┌─ EXERCISE MATERIALS

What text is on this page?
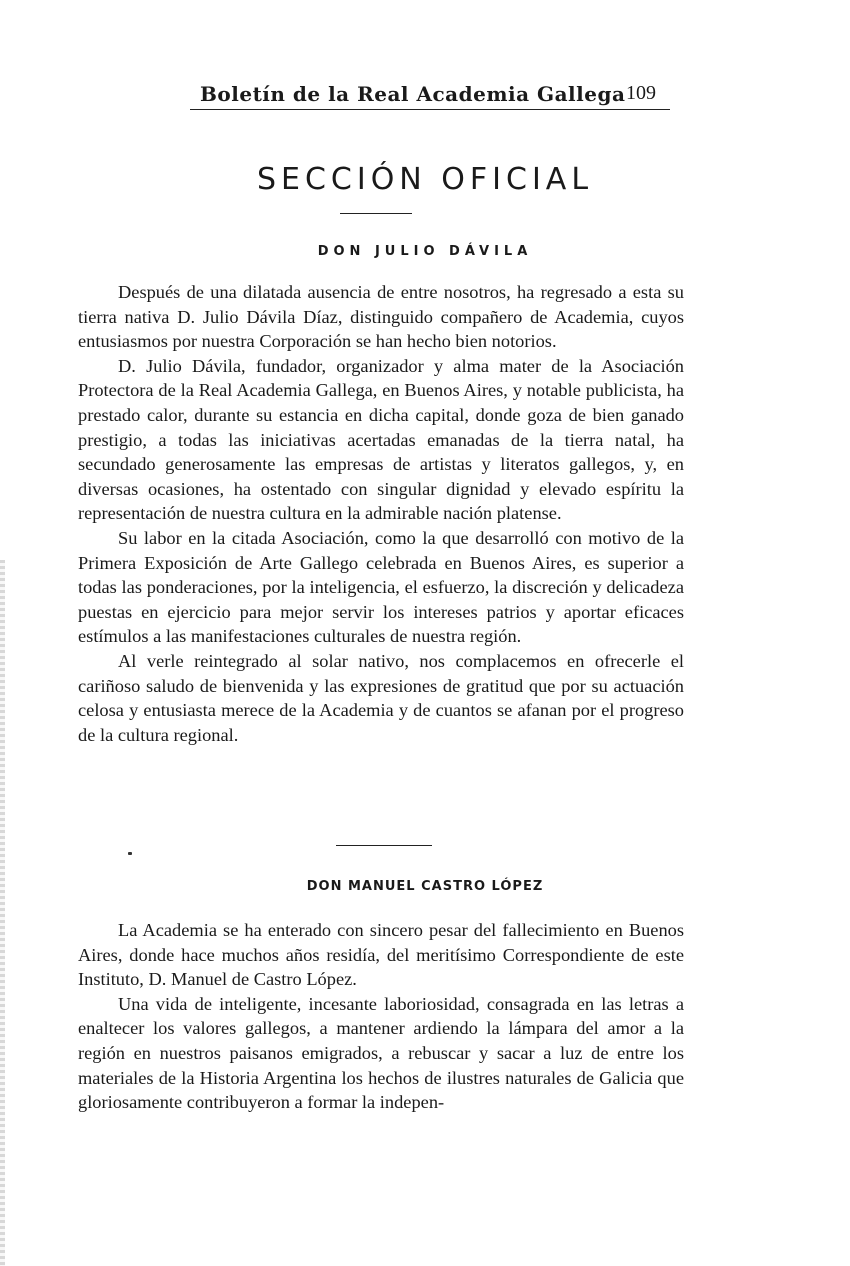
Boletín de la Real Academia Gallega 109
SECCIÓN OFICIAL
DON JULIO DÁVILA

Después de una dilatada ausencia de entre nosotros, ha regresado a esta su tierra nativa D. Julio Dávila Díaz, distinguido compañero de Academia, cuyos entusiasmos por nuestra Corporación se han hecho bien notorios.

D. Julio Dávila, fundador, organizador y alma mater de la Asociación Protectora de la Real Academia Gallega, en Buenos Aires, y notable publicista, ha prestado calor, durante su estancia en dicha capital, donde goza de bien ganado prestigio, a todas las iniciativas acertadas emanadas de la tierra natal, ha secundado generosamente las empresas de artistas y literatos gallegos, y, en diversas ocasiones, ha ostentado con singular dignidad y elevado espíritu la representación de nuestra cultura en la admirable nación platense.

Su labor en la citada Asociación, como la que desarrolló con motivo de la Primera Exposición de Arte Gallego celebrada en Buenos Aires, es superior a todas las ponderaciones, por la inteligencia, el esfuerzo, la discreción y delicadeza puestas en ejercicio para mejor servir los intereses patrios y aportar eficaces estímulos a las manifestaciones culturales de nuestra región.

Al verle reintegrado al solar nativo, nos complacemos en ofrecerle el cariñoso saludo de bienvenida y las expresiones de gratitud que por su actuación celosa y entusiasta merece de la Academia y de cuantos se afanan por el progreso de la cultura regional.

DON MANUEL CASTRO LÓPEZ

La Academia se ha enterado con sincero pesar del fallecimiento en Buenos Aires, donde hace muchos años residía, del meritísimo Correspondiente de este Instituto, D. Manuel de Castro López.

Una vida de inteligente, incesante laboriosidad, consagrada en las letras a enaltecer los valores gallegos, a mantener ardiendo la lámpara del amor a la región en nuestros paisanos emigrados, a rebuscar y sacar a luz de entre los materiales de la Historia Argentina los hechos de ilustres naturales de Galicia que gloriosamente contribuyeron a formar la indepen-
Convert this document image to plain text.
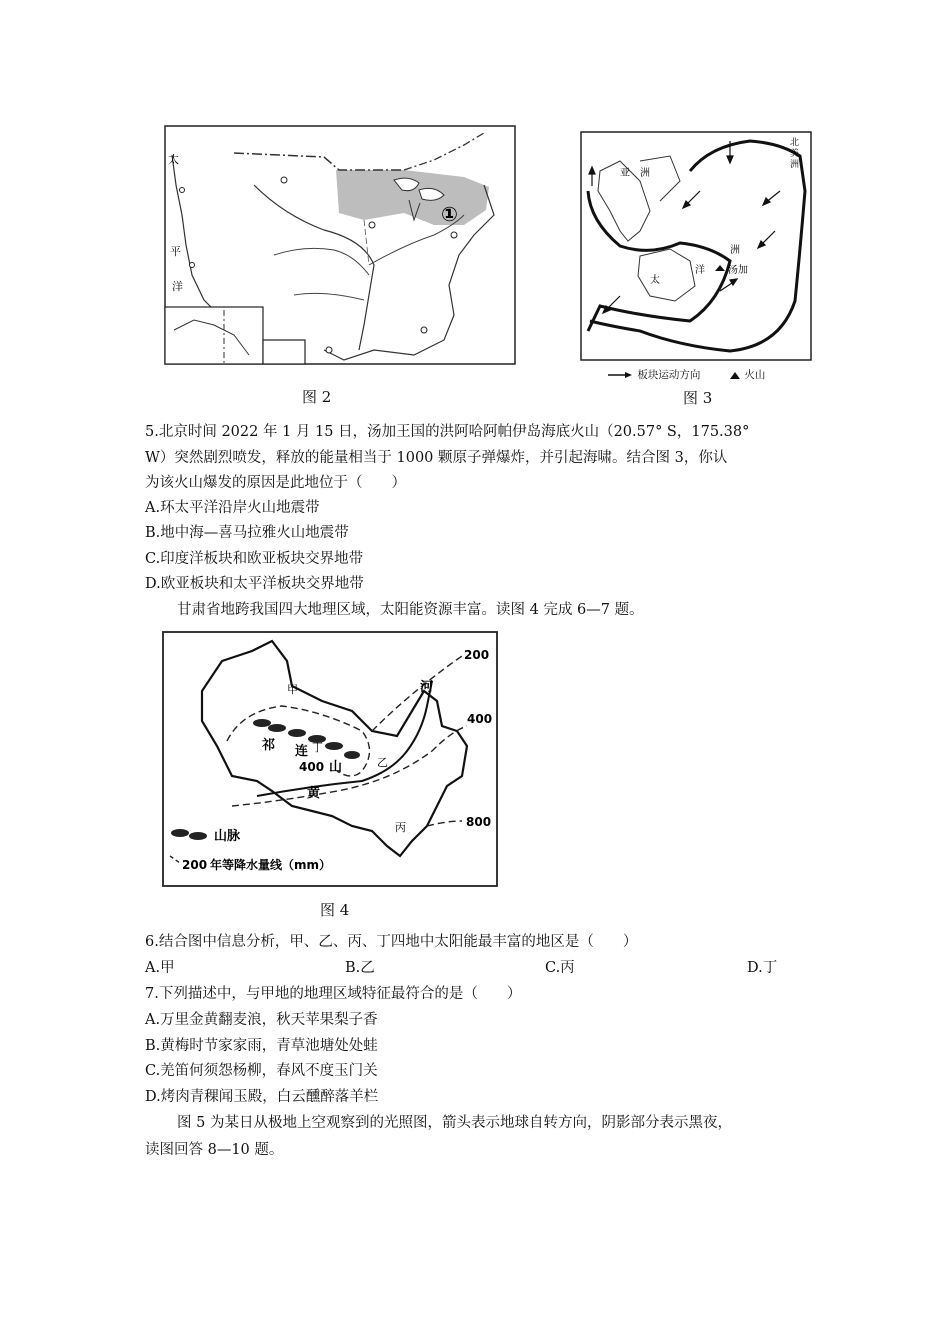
太
平
洋
①
图 2
亚　洲
北
美
洲
洲
洋
太
汤加
板块运动方向	火山
图 3
5.北京时间 2022 年 1 月 15 日，汤加王国的洪阿哈阿帕伊岛海底火山（20.57° S，175.38°
W）突然剧烈喷发，释放的能量相当于 1000 颗原子弹爆炸，并引起海啸。结合图 3，你认
为该火山爆发的原因是此地位于（　　）
A.环太平洋沿岸火山地震带
B.地中海—喜马拉雅火山地震带
C.印度洋板块和欧亚板块交界地带
D.欧亚板块和太平洋板块交界地带
甘肃省地跨我国四大地理区域，太阳能资源丰富。读图 4 完成 6—7 题。
山脉
200 年等降水量线（mm）
甲
乙
丙
丁
祁 连
400 山
河
黄
200
400
800
图 4
6.结合图中信息分析，甲、乙、丙、丁四地中太阳能最丰富的地区是（　　）
A.甲	B.乙	C.丙	D.丁
7.下列描述中，与甲地的地理区域特征最符合的是（　　）
A.万里金黄翻麦浪，秋天苹果梨子香
B.黄梅时节家家雨，青草池塘处处蛙
C.羌笛何须怨杨柳，春风不度玉门关
D.烤肉青稞闻玉殿，白云醺醉落羊栏
图 5 为某日从极地上空观察到的光照图，箭头表示地球自转方向，阴影部分表示黑夜，
读图回答 8—10 题。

└─

SET EXERCISE:
Without the pictures, return all the records precisely as they stand.

TASK OUTPUT:
What text is on this page?
Boletín de la Real Academia Gallega 109
SECCIÓN OFICIAL
DON JULIO DÁVILA

Después de una dilatada ausencia de entre nosotros, ha regresado a esta su tierra nativa D. Julio Dávila Díaz, distinguido compañero de Academia, cuyos entusiasmos por nuestra Corporación se han hecho bien notorios.

D. Julio Dávila, fundador, organizador y alma mater de la Asociación Protectora de la Real Academia Gallega, en Buenos Aires, y notable publicista, ha prestado calor, durante su estancia en dicha capital, donde goza de bien ganado prestigio, a todas las iniciativas acertadas emanadas de la tierra natal, ha secundado generosamente las empresas de artistas y literatos gallegos, y, en diversas ocasiones, ha ostentado con singular dignidad y elevado espíritu la representación de nuestra cultura en la admirable nación platense.

Su labor en la citada Asociación, como la que desarrolló con motivo de la Primera Exposición de Arte Gallego celebrada en Buenos Aires, es superior a todas las ponderaciones, por la inteligencia, el esfuerzo, la discreción y delicadeza puestas en ejercicio para mejor servir los intereses patrios y aportar eficaces estímulos a las manifestaciones culturales de nuestra región.

Al verle reintegrado al solar nativo, nos complacemos en ofrecerle el cariñoso saludo de bienvenida y las expresiones de gratitud que por su actuación celosa y entusiasta merece de la Academia y de cuantos se afanan por el progreso de la cultura regional.

DON MANUEL CASTRO LÓPEZ

La Academia se ha enterado con sincero pesar del fallecimiento en Buenos Aires, donde hace muchos años residía, del meritísimo Correspondiente de este Instituto, D. Manuel de Castro López.

Una vida de inteligente, incesante laboriosidad, consagrada en las letras a enaltecer los valores gallegos, a mantener ardiendo la lámpara del amor a la región en nuestros paisanos emigrados, a rebuscar y sacar a luz de entre los materiales de la Historia Argentina los hechos de ilustres naturales de Galicia que gloriosamente contribuyeron a formar la indepen-
Convert this document image to plain text.
太
平
洋
①
图 2
亚　洲
北
美
洲
洲
洋
太
汤加
板块运动方向	火山
图 3
5.北京时间 2022 年 1 月 15 日，汤加王国的洪阿哈阿帕伊岛海底火山（20.57° S，175.38°
W）突然剧烈喷发，释放的能量相当于 1000 颗原子弹爆炸，并引起海啸。结合图 3，你认
为该火山爆发的原因是此地位于（　　）
A.环太平洋沿岸火山地震带
B.地中海—喜马拉雅火山地震带
C.印度洋板块和欧亚板块交界地带
D.欧亚板块和太平洋板块交界地带
甘肃省地跨我国四大地理区域，太阳能资源丰富。读图 4 完成 6—7 题。
山脉
200 年等降水量线（mm）
甲
乙
丙
丁
祁 连
400 山
河
黄
200
400
800
图 4
6.结合图中信息分析，甲、乙、丙、丁四地中太阳能最丰富的地区是（　　）
A.甲	B.乙	C.丙	D.丁
7.下列描述中，与甲地的地理区域特征最符合的是（　　）
A.万里金黄翻麦浪，秋天苹果梨子香
B.黄梅时节家家雨，青草池塘处处蛙
C.羌笛何须怨杨柳，春风不度玉门关
D.烤肉青稞闻玉殿，白云醺醉落羊栏
图 5 为某日从极地上空观察到的光照图，箭头表示地球自转方向，阴影部分表示黑夜，
读图回答 8—10 题。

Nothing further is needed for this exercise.